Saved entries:
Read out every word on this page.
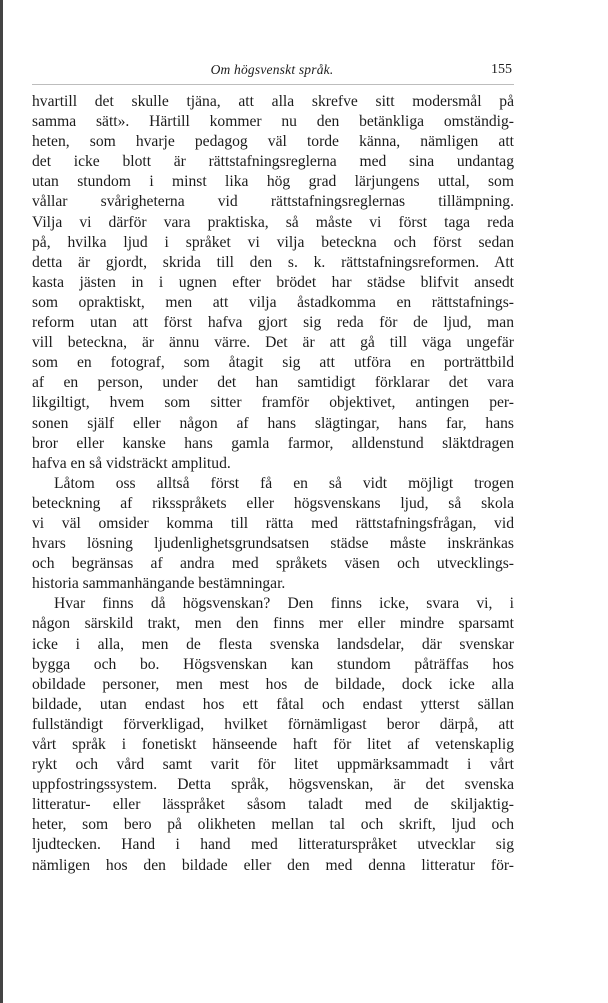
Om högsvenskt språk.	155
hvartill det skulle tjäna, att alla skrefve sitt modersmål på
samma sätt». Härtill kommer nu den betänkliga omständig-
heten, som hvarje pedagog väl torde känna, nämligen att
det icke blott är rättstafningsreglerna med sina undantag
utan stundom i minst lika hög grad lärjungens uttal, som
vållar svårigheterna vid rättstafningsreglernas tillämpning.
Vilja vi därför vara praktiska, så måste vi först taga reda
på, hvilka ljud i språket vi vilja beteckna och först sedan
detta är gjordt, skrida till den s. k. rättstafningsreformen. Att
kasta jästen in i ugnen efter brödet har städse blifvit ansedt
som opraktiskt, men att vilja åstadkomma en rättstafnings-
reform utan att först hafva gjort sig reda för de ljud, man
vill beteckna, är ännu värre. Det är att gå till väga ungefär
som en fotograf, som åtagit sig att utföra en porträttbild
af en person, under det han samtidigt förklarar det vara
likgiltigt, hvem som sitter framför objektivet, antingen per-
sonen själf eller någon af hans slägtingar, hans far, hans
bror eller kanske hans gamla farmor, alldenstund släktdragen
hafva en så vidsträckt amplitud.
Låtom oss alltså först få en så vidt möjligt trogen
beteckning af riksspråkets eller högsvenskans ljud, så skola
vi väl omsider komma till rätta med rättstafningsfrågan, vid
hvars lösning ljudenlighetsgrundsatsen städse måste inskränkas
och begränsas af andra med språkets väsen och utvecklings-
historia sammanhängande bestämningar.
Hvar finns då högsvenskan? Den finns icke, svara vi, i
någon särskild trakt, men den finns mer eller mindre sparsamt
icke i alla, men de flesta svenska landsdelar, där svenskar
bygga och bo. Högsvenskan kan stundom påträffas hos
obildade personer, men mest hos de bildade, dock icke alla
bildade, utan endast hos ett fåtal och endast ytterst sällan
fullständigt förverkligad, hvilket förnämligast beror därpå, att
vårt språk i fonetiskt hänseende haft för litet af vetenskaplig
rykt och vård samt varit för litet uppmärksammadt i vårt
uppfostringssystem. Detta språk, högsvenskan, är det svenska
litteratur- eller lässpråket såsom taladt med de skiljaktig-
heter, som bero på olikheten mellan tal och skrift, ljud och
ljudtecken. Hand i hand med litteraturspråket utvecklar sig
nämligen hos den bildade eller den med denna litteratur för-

**Given request:**
Reproduce the material above verbatim; omit every picture.

**Answer to this problem:**
Read out every word on this page.
Om högsvenskt språk.	155
hvartill det skulle tjäna, att alla skrefve sitt modersmål på
samma sätt». Härtill kommer nu den betänkliga omständig-
heten, som hvarje pedagog väl torde känna, nämligen att
det icke blott är rättstafningsreglerna med sina undantag
utan stundom i minst lika hög grad lärjungens uttal, som
vållar svårigheterna vid rättstafningsreglernas tillämpning.
Vilja vi därför vara praktiska, så måste vi först taga reda
på, hvilka ljud i språket vi vilja beteckna och först sedan
detta är gjordt, skrida till den s. k. rättstafningsreformen. Att
kasta jästen in i ugnen efter brödet har städse blifvit ansedt
som opraktiskt, men att vilja åstadkomma en rättstafnings-
reform utan att först hafva gjort sig reda för de ljud, man
vill beteckna, är ännu värre. Det är att gå till väga ungefär
som en fotograf, som åtagit sig att utföra en porträttbild
af en person, under det han samtidigt förklarar det vara
likgiltigt, hvem som sitter framför objektivet, antingen per-
sonen själf eller någon af hans slägtingar, hans far, hans
bror eller kanske hans gamla farmor, alldenstund släktdragen
hafva en så vidsträckt amplitud.
Låtom oss alltså först få en så vidt möjligt trogen
beteckning af riksspråkets eller högsvenskans ljud, så skola
vi väl omsider komma till rätta med rättstafningsfrågan, vid
hvars lösning ljudenlighetsgrundsatsen städse måste inskränkas
och begränsas af andra med språkets väsen och utvecklings-
historia sammanhängande bestämningar.
Hvar finns då högsvenskan? Den finns icke, svara vi, i
någon särskild trakt, men den finns mer eller mindre sparsamt
icke i alla, men de flesta svenska landsdelar, där svenskar
bygga och bo. Högsvenskan kan stundom påträffas hos
obildade personer, men mest hos de bildade, dock icke alla
bildade, utan endast hos ett fåtal och endast ytterst sällan
fullständigt förverkligad, hvilket förnämligast beror därpå, att
vårt språk i fonetiskt hänseende haft för litet af vetenskaplig
rykt och vård samt varit för litet uppmärksammadt i vårt
uppfostringssystem. Detta språk, högsvenskan, är det svenska
litteratur- eller lässpråket såsom taladt med de skiljaktig-
heter, som bero på olikheten mellan tal och skrift, ljud och
ljudtecken. Hand i hand med litteraturspråket utvecklar sig
nämligen hos den bildade eller den med denna litteratur för-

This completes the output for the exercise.